Extrait du document:
Twitter avait été assigné en mai 2020 devant le tribunal de Paris par plusieurs associations. — Lionel BONAVENTURE / AFP

« Twitter ne pourra plus impunément laisser la haine se déverser sur sa plateforme ». Dans un communiqué diffusé jeudi 20 janvier, les associations françaises à l’origine d’une procédure judiciaire visant le réseau social américain ont salué la décision rendue par la cour d’Appel de Paris. Après une première condamnation l’été dernier, Twitter International est de nouveau  sommé de détailler ses moyens de lutte contre la haine en ligne et les contenus discriminatoires.

L’entreprise dispose désormais de deux mois pour répondre à l’injonction de la justice française. Mais quelle est la véritable portée de cette décision ? Pour Asma Mhalla, spécialiste des enjeux de l’économie numérique et maîtresse de conférence à Sciences po, la modération réalisée par les réseaux sociaux et leur responsabilité dans la propagation des discours haineux doivent s’accompagner d’une réflexion collective sur nos usages numériques.

Asma Mhalla, maître de conférences à Sciences Po est spécialiste des enjeux de l?économie numérique.
Asma Mhalla, maître de conférences à Sciences Po est spécialiste des enjeux de l?économie numérique. - Asma M.

Comment analysez-vous la décision rendue ce jeudi par la cour d’appel de Paris à l’encontre de Twitter international ?

C’est une bonne chose à mon sens. Twitter, comme l’immense majorité des autres réseaux sociaux, est une entreprise privée de droit américain qui diffuse et produit de l’information. Sauf que cette information n’est pas toujours neutre, elle peut être manipulée et les contenus publiés sur cette plateforme peuvent être haineux. Il semble donc important et nécessaire de pouvoir avoir un œil sur les moyens mis en œuvre pour modérer et supprimer ces contenus haineux.

Ce n’est qu’à cette condition que l’on pourra ensuite mesurer si ces moyens pour organiser l'expression de notre parole sont suffisants ou au contraire si les plateformes vont trop loin dans leur modération. En revanche, attention, la modération ne doit pas être considérée comme l’Alpha et l’Oméga sur ce sujet de la haine en ligne. Si les mécanismes de viralité ou les algorithmes d’amplification des discours haineux utilisés par les réseaux sociaux sont une réalité, il ne faut pas confondre cause et symptôme. Le solutionnisme technologique – ou juridique – ne doit pas nous empêcher de nous interroger sur l’état de notre débat public. Pourquoi une parole haineuse s’exprime-t-elle à l’origine ? On doit se poser collectivement cette question.

Données fournies:
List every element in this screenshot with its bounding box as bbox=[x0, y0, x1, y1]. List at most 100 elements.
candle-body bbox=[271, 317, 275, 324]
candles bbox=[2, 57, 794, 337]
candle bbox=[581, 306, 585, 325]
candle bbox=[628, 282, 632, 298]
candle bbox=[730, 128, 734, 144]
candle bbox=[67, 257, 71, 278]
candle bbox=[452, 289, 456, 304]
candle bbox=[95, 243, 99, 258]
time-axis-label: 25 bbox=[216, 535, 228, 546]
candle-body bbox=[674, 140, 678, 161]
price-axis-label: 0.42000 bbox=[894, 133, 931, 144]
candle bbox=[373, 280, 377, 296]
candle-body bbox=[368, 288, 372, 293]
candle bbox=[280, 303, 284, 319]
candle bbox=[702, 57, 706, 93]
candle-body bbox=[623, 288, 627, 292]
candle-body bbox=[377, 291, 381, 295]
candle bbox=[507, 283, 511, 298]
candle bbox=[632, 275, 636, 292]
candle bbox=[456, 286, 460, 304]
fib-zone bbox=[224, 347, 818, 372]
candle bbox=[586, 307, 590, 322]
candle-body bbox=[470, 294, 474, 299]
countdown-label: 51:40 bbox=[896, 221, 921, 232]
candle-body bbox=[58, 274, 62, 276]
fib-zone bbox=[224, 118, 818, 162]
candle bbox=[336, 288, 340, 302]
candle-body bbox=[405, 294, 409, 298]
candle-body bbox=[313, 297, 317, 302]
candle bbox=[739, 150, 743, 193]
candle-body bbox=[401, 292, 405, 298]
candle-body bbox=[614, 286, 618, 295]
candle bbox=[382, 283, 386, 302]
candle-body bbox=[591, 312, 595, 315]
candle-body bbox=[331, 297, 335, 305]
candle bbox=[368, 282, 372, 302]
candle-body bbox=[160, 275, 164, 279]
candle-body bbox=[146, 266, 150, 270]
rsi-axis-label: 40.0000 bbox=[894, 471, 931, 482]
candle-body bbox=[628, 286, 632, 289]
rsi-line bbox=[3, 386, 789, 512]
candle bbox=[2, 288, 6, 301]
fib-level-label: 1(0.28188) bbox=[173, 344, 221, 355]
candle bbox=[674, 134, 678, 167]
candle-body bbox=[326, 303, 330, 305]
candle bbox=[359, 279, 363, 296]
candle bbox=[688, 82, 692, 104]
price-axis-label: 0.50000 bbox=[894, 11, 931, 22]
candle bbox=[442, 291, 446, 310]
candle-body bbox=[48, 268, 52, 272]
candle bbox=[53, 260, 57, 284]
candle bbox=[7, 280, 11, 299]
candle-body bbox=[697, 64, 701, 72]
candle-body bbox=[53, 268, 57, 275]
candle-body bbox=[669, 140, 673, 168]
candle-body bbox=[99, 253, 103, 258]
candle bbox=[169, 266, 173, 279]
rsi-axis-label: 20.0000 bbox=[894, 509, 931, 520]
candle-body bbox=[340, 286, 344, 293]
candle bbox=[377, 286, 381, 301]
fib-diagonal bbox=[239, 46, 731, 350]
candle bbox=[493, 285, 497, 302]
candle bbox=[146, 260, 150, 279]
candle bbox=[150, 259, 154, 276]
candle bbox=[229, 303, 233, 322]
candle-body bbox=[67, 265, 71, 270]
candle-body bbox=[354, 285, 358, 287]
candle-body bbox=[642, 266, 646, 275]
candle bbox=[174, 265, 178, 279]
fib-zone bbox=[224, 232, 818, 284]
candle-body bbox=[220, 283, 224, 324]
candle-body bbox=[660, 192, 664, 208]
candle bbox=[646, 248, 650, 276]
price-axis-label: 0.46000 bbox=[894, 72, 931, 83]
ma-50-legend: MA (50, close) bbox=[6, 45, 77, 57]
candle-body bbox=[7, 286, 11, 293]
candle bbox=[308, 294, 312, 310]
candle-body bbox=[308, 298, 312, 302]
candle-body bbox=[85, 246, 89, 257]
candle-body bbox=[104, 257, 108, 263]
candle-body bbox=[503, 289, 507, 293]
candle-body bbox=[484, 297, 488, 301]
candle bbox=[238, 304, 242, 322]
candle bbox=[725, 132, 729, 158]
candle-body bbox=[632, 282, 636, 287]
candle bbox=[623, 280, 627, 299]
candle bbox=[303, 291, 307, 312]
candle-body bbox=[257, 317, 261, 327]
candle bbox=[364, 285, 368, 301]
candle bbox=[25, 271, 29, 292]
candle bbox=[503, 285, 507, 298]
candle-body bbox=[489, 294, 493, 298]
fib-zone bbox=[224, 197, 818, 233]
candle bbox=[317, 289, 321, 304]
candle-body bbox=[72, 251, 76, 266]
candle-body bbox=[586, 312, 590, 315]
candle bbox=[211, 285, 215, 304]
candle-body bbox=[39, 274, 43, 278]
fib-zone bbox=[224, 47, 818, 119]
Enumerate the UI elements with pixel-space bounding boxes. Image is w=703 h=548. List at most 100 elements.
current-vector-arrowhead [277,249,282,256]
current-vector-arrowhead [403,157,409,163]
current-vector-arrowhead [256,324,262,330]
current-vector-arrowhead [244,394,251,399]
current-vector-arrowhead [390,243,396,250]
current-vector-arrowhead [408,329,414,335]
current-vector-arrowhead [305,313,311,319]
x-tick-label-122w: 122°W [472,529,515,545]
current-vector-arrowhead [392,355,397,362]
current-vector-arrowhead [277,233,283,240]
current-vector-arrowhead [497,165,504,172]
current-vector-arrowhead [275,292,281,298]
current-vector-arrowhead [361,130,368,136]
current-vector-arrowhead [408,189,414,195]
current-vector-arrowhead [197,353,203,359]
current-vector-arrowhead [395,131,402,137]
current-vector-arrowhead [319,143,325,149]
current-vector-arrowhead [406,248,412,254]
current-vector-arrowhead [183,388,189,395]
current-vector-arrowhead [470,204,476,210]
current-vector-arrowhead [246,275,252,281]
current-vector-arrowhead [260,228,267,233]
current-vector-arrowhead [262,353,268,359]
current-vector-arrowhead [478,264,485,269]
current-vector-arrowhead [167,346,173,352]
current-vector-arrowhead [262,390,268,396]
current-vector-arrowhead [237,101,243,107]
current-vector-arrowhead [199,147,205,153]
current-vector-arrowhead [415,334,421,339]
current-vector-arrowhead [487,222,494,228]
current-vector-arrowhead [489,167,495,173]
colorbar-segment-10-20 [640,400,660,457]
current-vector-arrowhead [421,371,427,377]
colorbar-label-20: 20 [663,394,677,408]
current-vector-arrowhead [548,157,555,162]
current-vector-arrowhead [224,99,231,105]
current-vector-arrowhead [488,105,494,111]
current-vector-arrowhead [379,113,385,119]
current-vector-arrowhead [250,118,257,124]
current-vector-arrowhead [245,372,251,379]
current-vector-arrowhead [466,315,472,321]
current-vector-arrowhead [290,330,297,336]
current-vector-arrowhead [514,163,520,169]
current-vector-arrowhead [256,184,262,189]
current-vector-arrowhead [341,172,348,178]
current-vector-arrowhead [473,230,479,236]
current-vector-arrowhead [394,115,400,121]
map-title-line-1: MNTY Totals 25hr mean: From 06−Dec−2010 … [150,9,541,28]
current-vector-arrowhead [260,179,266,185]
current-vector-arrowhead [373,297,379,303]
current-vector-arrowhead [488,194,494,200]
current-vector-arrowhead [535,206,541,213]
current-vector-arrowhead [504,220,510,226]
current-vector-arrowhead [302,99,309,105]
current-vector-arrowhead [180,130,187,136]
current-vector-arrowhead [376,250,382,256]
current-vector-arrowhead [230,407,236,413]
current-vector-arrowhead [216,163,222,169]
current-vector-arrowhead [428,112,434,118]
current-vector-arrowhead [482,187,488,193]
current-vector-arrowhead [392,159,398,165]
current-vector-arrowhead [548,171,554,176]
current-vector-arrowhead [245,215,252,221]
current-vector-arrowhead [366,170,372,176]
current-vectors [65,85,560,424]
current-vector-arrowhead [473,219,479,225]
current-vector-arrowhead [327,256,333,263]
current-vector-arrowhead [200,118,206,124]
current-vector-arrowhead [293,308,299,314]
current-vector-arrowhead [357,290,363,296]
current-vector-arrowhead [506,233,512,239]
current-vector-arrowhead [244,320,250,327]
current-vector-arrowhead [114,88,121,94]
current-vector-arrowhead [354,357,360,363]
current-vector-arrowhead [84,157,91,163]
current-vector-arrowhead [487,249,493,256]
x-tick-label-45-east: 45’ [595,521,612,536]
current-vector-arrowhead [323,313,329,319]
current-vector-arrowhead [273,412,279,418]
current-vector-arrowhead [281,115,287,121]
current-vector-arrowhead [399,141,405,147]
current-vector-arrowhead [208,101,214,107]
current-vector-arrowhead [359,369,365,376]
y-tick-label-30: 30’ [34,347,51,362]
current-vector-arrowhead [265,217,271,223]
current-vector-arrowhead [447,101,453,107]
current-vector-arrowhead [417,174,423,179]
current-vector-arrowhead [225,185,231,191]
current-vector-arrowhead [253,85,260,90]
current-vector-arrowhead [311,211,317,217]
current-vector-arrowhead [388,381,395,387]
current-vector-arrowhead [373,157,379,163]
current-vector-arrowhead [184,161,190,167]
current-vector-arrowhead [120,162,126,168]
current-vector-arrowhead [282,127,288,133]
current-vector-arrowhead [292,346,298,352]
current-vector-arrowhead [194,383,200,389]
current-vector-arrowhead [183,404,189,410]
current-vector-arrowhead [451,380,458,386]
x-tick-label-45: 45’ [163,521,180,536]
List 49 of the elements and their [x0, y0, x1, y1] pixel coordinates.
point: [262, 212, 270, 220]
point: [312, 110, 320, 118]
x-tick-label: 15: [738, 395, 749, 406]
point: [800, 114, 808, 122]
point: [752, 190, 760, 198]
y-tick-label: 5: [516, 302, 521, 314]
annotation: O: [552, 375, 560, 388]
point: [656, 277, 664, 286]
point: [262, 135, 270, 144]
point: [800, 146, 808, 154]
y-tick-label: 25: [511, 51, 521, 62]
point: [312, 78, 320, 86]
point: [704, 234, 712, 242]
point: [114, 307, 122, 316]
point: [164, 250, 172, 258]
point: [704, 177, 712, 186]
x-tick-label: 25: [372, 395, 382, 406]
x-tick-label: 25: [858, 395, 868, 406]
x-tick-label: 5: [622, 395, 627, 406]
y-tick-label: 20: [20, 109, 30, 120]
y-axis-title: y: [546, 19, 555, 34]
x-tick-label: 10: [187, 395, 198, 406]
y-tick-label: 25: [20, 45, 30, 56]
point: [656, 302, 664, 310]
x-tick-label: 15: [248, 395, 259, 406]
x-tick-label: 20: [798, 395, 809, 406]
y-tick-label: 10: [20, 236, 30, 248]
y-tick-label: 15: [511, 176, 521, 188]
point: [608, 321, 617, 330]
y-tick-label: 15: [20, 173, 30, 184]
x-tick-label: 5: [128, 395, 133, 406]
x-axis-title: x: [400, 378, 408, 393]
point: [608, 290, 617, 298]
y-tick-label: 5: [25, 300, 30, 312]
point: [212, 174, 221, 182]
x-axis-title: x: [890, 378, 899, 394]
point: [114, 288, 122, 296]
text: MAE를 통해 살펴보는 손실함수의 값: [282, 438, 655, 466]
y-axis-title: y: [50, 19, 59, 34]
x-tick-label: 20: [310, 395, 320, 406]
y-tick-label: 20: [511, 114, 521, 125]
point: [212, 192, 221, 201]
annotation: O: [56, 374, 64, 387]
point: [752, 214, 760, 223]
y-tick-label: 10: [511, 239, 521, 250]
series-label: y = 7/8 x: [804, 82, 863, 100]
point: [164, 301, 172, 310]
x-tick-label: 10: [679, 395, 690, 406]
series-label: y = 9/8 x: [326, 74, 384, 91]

Objectif visé:
Extrayez tel quel le passage de l'extrait sur la décision visant Twitter qui va de « C’est une bonne » à « ces contenus haineux. », bornes comprises. Les lignes constituent un matériau à part, distinct de l'extrait.

Réponse proposée:
C’est une bonne chose à mon sens. Twitter, comme l’immense majorité des autres réseaux sociaux, est une entreprise privée de droit américain qui diffuse et produit de l’information. Sauf que cette information n’est pas toujours neutre, elle peut être manipulée et les contenus publiés sur cette plateforme peuvent être haineux. Il semble donc important et nécessaire de pouvoir avoir un œil sur les moyens mis en œuvre pour modérer et supprimer ces contenus haineux.